◆ WHAT YOU NEED TO DO
Go through the lines below. Copy those with "values".

Stored data:
↓
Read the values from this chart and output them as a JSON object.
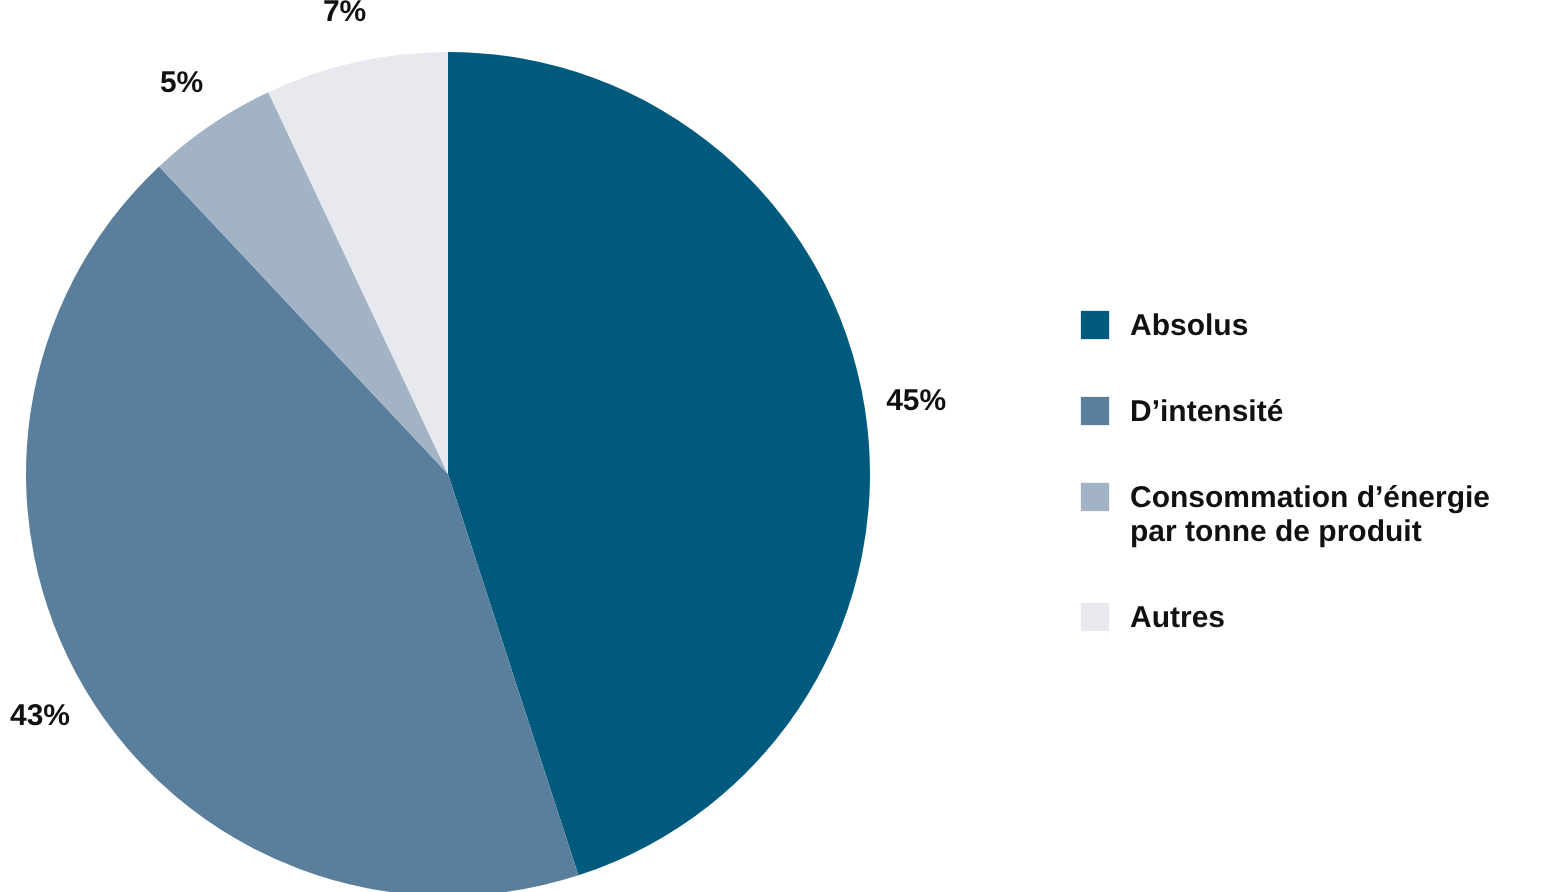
{
  "chart_data": {
    "type": "pie",
    "categories": [
      "Absolus",
      "D’intensité",
      "Consommation d’énergie par tonne de produit",
      "Autres"
    ],
    "values": [
      45,
      43,
      5,
      7
    ],
    "colors": [
      "#005a7e",
      "#5a7f9d",
      "#a3b3c6",
      "#e8e9ee"
    ],
    "value_labels": [
      "45%",
      "43%",
      "5%",
      "7%"
    ],
    "legend": "right"
  }
}
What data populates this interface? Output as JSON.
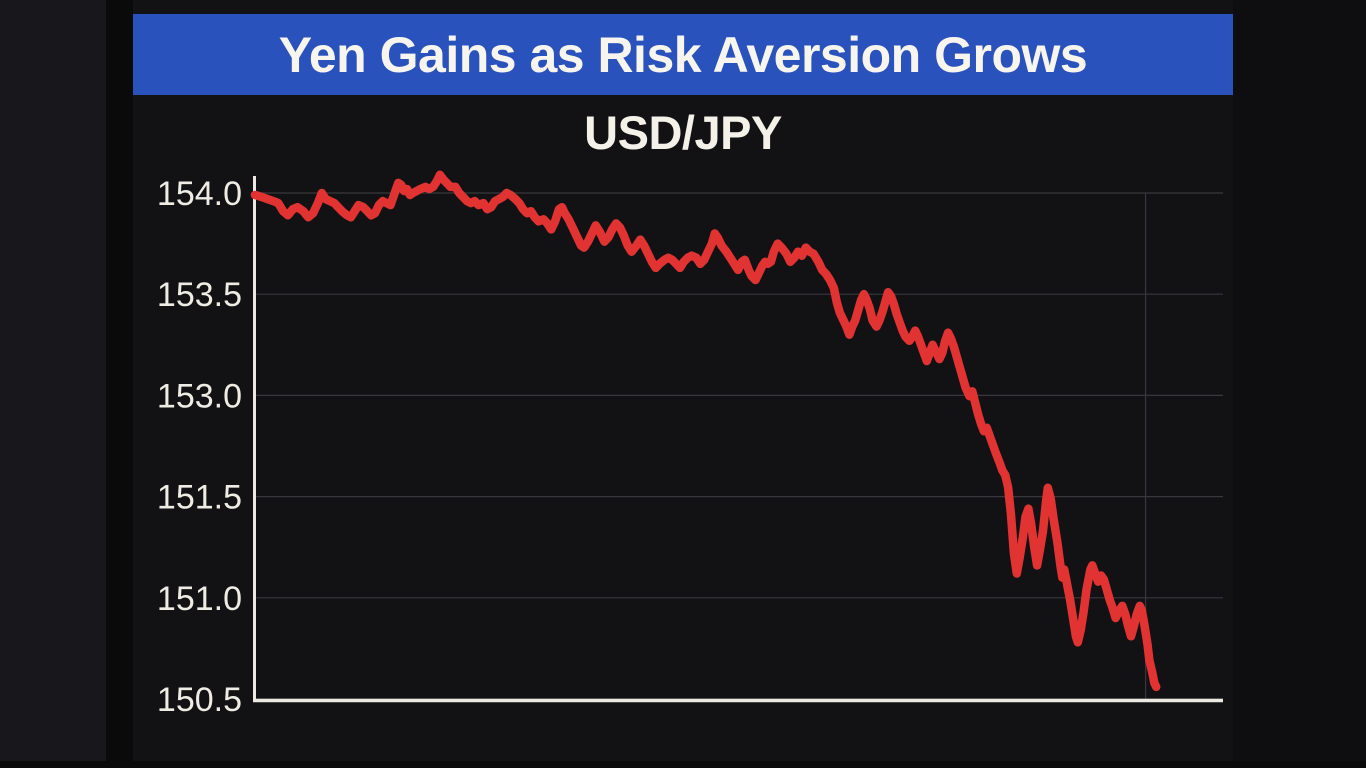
{
  "banner": {
    "title": "Yen Gains as Risk Aversion Grows",
    "bg_color": "#2a52bd",
    "text_color": "#f7f5ee"
  },
  "chart": {
    "subtitle": "USD/JPY",
    "subtitle_color": "#f3f1e8",
    "line_color": "#e23333",
    "axis_color": "#ebe9e1",
    "grid_color": "#38383c",
    "tick_label_color": "#eeece3",
    "y_ticks": [
      {
        "label": "154.0",
        "value": 154.0
      },
      {
        "label": "153.5",
        "value": 153.5
      },
      {
        "label": "153.0",
        "value": 153.0
      },
      {
        "label": "151.5",
        "value": 151.5
      },
      {
        "label": "151.0",
        "value": 151.0
      },
      {
        "label": "150.5",
        "value": 150.5
      }
    ],
    "x_gridline_fracs": [
      0.92
    ]
  },
  "chart_data": {
    "type": "line",
    "title": "USD/JPY",
    "banner_headline": "Yen Gains as Risk Aversion Grows",
    "xlabel": "",
    "ylabel": "",
    "x_axis": {
      "tick_labels": [],
      "note": "no x-axis labels shown"
    },
    "y_axis": {
      "tick_labels": [
        "154.0",
        "153.5",
        "153.0",
        "151.5",
        "151.0",
        "150.5"
      ],
      "note": "ticks evenly spaced in pixels but non-uniform in value (0.5,0.5,1.5,0.5,0.5 steps); grid on",
      "visual_range": [
        150.5,
        154.1
      ]
    },
    "legend": "none",
    "series": [
      {
        "name": "USD/JPY",
        "points": [
          [
            0.0,
            153.99
          ],
          [
            0.007,
            153.98
          ],
          [
            0.013,
            153.97
          ],
          [
            0.019,
            153.96
          ],
          [
            0.024,
            153.95
          ],
          [
            0.029,
            153.91
          ],
          [
            0.034,
            153.89
          ],
          [
            0.039,
            153.92
          ],
          [
            0.044,
            153.93
          ],
          [
            0.05,
            153.91
          ],
          [
            0.055,
            153.88
          ],
          [
            0.06,
            153.9
          ],
          [
            0.065,
            153.95
          ],
          [
            0.069,
            154.0
          ],
          [
            0.073,
            153.97
          ],
          [
            0.082,
            153.95
          ],
          [
            0.086,
            153.93
          ],
          [
            0.09,
            153.91
          ],
          [
            0.095,
            153.89
          ],
          [
            0.099,
            153.88
          ],
          [
            0.103,
            153.91
          ],
          [
            0.107,
            153.94
          ],
          [
            0.112,
            153.93
          ],
          [
            0.116,
            153.91
          ],
          [
            0.12,
            153.89
          ],
          [
            0.124,
            153.9
          ],
          [
            0.128,
            153.94
          ],
          [
            0.132,
            153.96
          ],
          [
            0.136,
            153.95
          ],
          [
            0.14,
            153.94
          ],
          [
            0.145,
            154.01
          ],
          [
            0.148,
            154.05
          ],
          [
            0.151,
            154.04
          ],
          [
            0.154,
            154.01
          ],
          [
            0.157,
            154.02
          ],
          [
            0.16,
            153.99
          ],
          [
            0.163,
            154.0
          ],
          [
            0.167,
            154.01
          ],
          [
            0.171,
            154.02
          ],
          [
            0.176,
            154.03
          ],
          [
            0.18,
            154.02
          ],
          [
            0.184,
            154.03
          ],
          [
            0.188,
            154.06
          ],
          [
            0.191,
            154.09
          ],
          [
            0.194,
            154.07
          ],
          [
            0.198,
            154.05
          ],
          [
            0.202,
            154.03
          ],
          [
            0.207,
            154.03
          ],
          [
            0.211,
            154.0
          ],
          [
            0.215,
            153.98
          ],
          [
            0.219,
            153.96
          ],
          [
            0.223,
            153.95
          ],
          [
            0.227,
            153.96
          ],
          [
            0.231,
            153.94
          ],
          [
            0.236,
            153.95
          ],
          [
            0.24,
            153.92
          ],
          [
            0.244,
            153.93
          ],
          [
            0.248,
            153.96
          ],
          [
            0.252,
            153.97
          ],
          [
            0.256,
            153.98
          ],
          [
            0.26,
            154.0
          ],
          [
            0.264,
            153.99
          ],
          [
            0.269,
            153.97
          ],
          [
            0.273,
            153.95
          ],
          [
            0.277,
            153.92
          ],
          [
            0.281,
            153.9
          ],
          [
            0.285,
            153.91
          ],
          [
            0.289,
            153.88
          ],
          [
            0.293,
            153.86
          ],
          [
            0.298,
            153.87
          ],
          [
            0.302,
            153.85
          ],
          [
            0.306,
            153.82
          ],
          [
            0.31,
            153.86
          ],
          [
            0.314,
            153.92
          ],
          [
            0.317,
            153.93
          ],
          [
            0.32,
            153.9
          ],
          [
            0.324,
            153.87
          ],
          [
            0.328,
            153.83
          ],
          [
            0.333,
            153.78
          ],
          [
            0.337,
            153.74
          ],
          [
            0.34,
            153.73
          ],
          [
            0.344,
            153.76
          ],
          [
            0.348,
            153.8
          ],
          [
            0.352,
            153.84
          ],
          [
            0.356,
            153.81
          ],
          [
            0.361,
            153.76
          ],
          [
            0.365,
            153.78
          ],
          [
            0.369,
            153.82
          ],
          [
            0.373,
            153.85
          ],
          [
            0.377,
            153.83
          ],
          [
            0.381,
            153.79
          ],
          [
            0.385,
            153.74
          ],
          [
            0.389,
            153.71
          ],
          [
            0.394,
            153.74
          ],
          [
            0.398,
            153.77
          ],
          [
            0.402,
            153.74
          ],
          [
            0.406,
            153.7
          ],
          [
            0.41,
            153.66
          ],
          [
            0.414,
            153.63
          ],
          [
            0.418,
            153.65
          ],
          [
            0.423,
            153.67
          ],
          [
            0.427,
            153.68
          ],
          [
            0.431,
            153.67
          ],
          [
            0.435,
            153.65
          ],
          [
            0.439,
            153.63
          ],
          [
            0.443,
            153.66
          ],
          [
            0.447,
            153.68
          ],
          [
            0.451,
            153.69
          ],
          [
            0.456,
            153.68
          ],
          [
            0.46,
            153.65
          ],
          [
            0.464,
            153.67
          ],
          [
            0.468,
            153.71
          ],
          [
            0.472,
            153.75
          ],
          [
            0.475,
            153.8
          ],
          [
            0.478,
            153.78
          ],
          [
            0.482,
            153.74
          ],
          [
            0.487,
            153.71
          ],
          [
            0.491,
            153.68
          ],
          [
            0.495,
            153.65
          ],
          [
            0.499,
            153.62
          ],
          [
            0.503,
            153.66
          ],
          [
            0.506,
            153.67
          ],
          [
            0.51,
            153.62
          ],
          [
            0.513,
            153.59
          ],
          [
            0.517,
            153.57
          ],
          [
            0.52,
            153.6
          ],
          [
            0.524,
            153.64
          ],
          [
            0.527,
            153.66
          ],
          [
            0.53,
            153.65
          ],
          [
            0.533,
            153.66
          ],
          [
            0.536,
            153.71
          ],
          [
            0.54,
            153.75
          ],
          [
            0.544,
            153.73
          ],
          [
            0.549,
            153.7
          ],
          [
            0.553,
            153.66
          ],
          [
            0.557,
            153.68
          ],
          [
            0.561,
            153.71
          ],
          [
            0.565,
            153.69
          ],
          [
            0.569,
            153.73
          ],
          [
            0.573,
            153.71
          ],
          [
            0.577,
            153.7
          ],
          [
            0.582,
            153.66
          ],
          [
            0.586,
            153.62
          ],
          [
            0.59,
            153.6
          ],
          [
            0.594,
            153.57
          ],
          [
            0.598,
            153.53
          ],
          [
            0.601,
            153.46
          ],
          [
            0.604,
            153.41
          ],
          [
            0.607,
            153.38
          ],
          [
            0.611,
            153.34
          ],
          [
            0.614,
            153.3
          ],
          [
            0.617,
            153.34
          ],
          [
            0.62,
            153.37
          ],
          [
            0.623,
            153.42
          ],
          [
            0.626,
            153.47
          ],
          [
            0.629,
            153.5
          ],
          [
            0.632,
            153.47
          ],
          [
            0.635,
            153.43
          ],
          [
            0.638,
            153.37
          ],
          [
            0.642,
            153.34
          ],
          [
            0.645,
            153.37
          ],
          [
            0.648,
            153.41
          ],
          [
            0.651,
            153.46
          ],
          [
            0.654,
            153.51
          ],
          [
            0.657,
            153.49
          ],
          [
            0.66,
            153.45
          ],
          [
            0.663,
            153.4
          ],
          [
            0.666,
            153.36
          ],
          [
            0.669,
            153.32
          ],
          [
            0.672,
            153.29
          ],
          [
            0.676,
            153.27
          ],
          [
            0.679,
            153.29
          ],
          [
            0.682,
            153.32
          ],
          [
            0.685,
            153.29
          ],
          [
            0.688,
            153.25
          ],
          [
            0.691,
            153.21
          ],
          [
            0.694,
            153.17
          ],
          [
            0.697,
            153.21
          ],
          [
            0.7,
            153.25
          ],
          [
            0.703,
            153.22
          ],
          [
            0.707,
            153.18
          ],
          [
            0.71,
            153.21
          ],
          [
            0.713,
            153.27
          ],
          [
            0.716,
            153.31
          ],
          [
            0.719,
            153.28
          ],
          [
            0.722,
            153.24
          ],
          [
            0.725,
            153.19
          ],
          [
            0.728,
            153.14
          ],
          [
            0.731,
            153.09
          ],
          [
            0.734,
            153.04
          ],
          [
            0.738,
            152.99
          ],
          [
            0.741,
            153.02
          ],
          [
            0.744,
            152.89
          ],
          [
            0.747,
            152.72
          ],
          [
            0.75,
            152.58
          ],
          [
            0.753,
            152.47
          ],
          [
            0.756,
            152.52
          ],
          [
            0.759,
            152.4
          ],
          [
            0.762,
            152.28
          ],
          [
            0.765,
            152.16
          ],
          [
            0.769,
            152.01
          ],
          [
            0.772,
            151.89
          ],
          [
            0.775,
            151.82
          ],
          [
            0.778,
            151.64
          ],
          [
            0.781,
            151.41
          ],
          [
            0.784,
            151.22
          ],
          [
            0.787,
            151.12
          ],
          [
            0.79,
            151.2
          ],
          [
            0.793,
            151.29
          ],
          [
            0.796,
            151.4
          ],
          [
            0.799,
            151.44
          ],
          [
            0.802,
            151.36
          ],
          [
            0.805,
            151.25
          ],
          [
            0.808,
            151.16
          ],
          [
            0.811,
            151.24
          ],
          [
            0.814,
            151.33
          ],
          [
            0.817,
            151.47
          ],
          [
            0.819,
            151.63
          ],
          [
            0.822,
            151.49
          ],
          [
            0.825,
            151.39
          ],
          [
            0.829,
            151.27
          ],
          [
            0.832,
            151.16
          ],
          [
            0.834,
            151.1
          ],
          [
            0.836,
            151.14
          ],
          [
            0.838,
            151.09
          ],
          [
            0.84,
            151.04
          ],
          [
            0.842,
            150.99
          ],
          [
            0.845,
            150.9
          ],
          [
            0.848,
            150.81
          ],
          [
            0.85,
            150.78
          ],
          [
            0.853,
            150.84
          ],
          [
            0.856,
            150.93
          ],
          [
            0.859,
            151.04
          ],
          [
            0.863,
            151.14
          ],
          [
            0.865,
            151.16
          ],
          [
            0.868,
            151.12
          ],
          [
            0.871,
            151.08
          ],
          [
            0.874,
            151.11
          ],
          [
            0.877,
            151.09
          ],
          [
            0.88,
            151.04
          ],
          [
            0.883,
            150.99
          ],
          [
            0.886,
            150.95
          ],
          [
            0.889,
            150.9
          ],
          [
            0.892,
            150.93
          ],
          [
            0.896,
            150.96
          ],
          [
            0.899,
            150.92
          ],
          [
            0.902,
            150.86
          ],
          [
            0.905,
            150.81
          ],
          [
            0.908,
            150.86
          ],
          [
            0.911,
            150.92
          ],
          [
            0.914,
            150.96
          ],
          [
            0.916,
            150.94
          ],
          [
            0.918,
            150.89
          ],
          [
            0.92,
            150.83
          ],
          [
            0.922,
            150.77
          ],
          [
            0.924,
            150.69
          ],
          [
            0.927,
            150.63
          ],
          [
            0.929,
            150.58
          ],
          [
            0.931,
            150.56
          ]
        ]
      }
    ]
  }
}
↑
◆ FULL SOLUTION
Read the values from this chart and output them as a JSON object.
    "values": [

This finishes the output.